====== Exercise material ======

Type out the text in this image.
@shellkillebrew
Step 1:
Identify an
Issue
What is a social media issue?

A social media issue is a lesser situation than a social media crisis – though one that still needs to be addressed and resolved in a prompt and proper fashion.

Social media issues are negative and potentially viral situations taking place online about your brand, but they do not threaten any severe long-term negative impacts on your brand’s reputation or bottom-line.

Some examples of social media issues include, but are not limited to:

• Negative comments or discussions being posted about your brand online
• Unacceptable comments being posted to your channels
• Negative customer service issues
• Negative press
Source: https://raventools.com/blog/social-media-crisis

======

**Exercise description:**
Whenever a line above includes the string "brand", copy it.

**Solution to this task:**
Social media issues are negative and potentially viral situations taking place online about your brand, but they do not threaten any severe long-term negative impacts on your brand’s reputation or bottom-line.
• Negative comments or discussions being posted about your brand online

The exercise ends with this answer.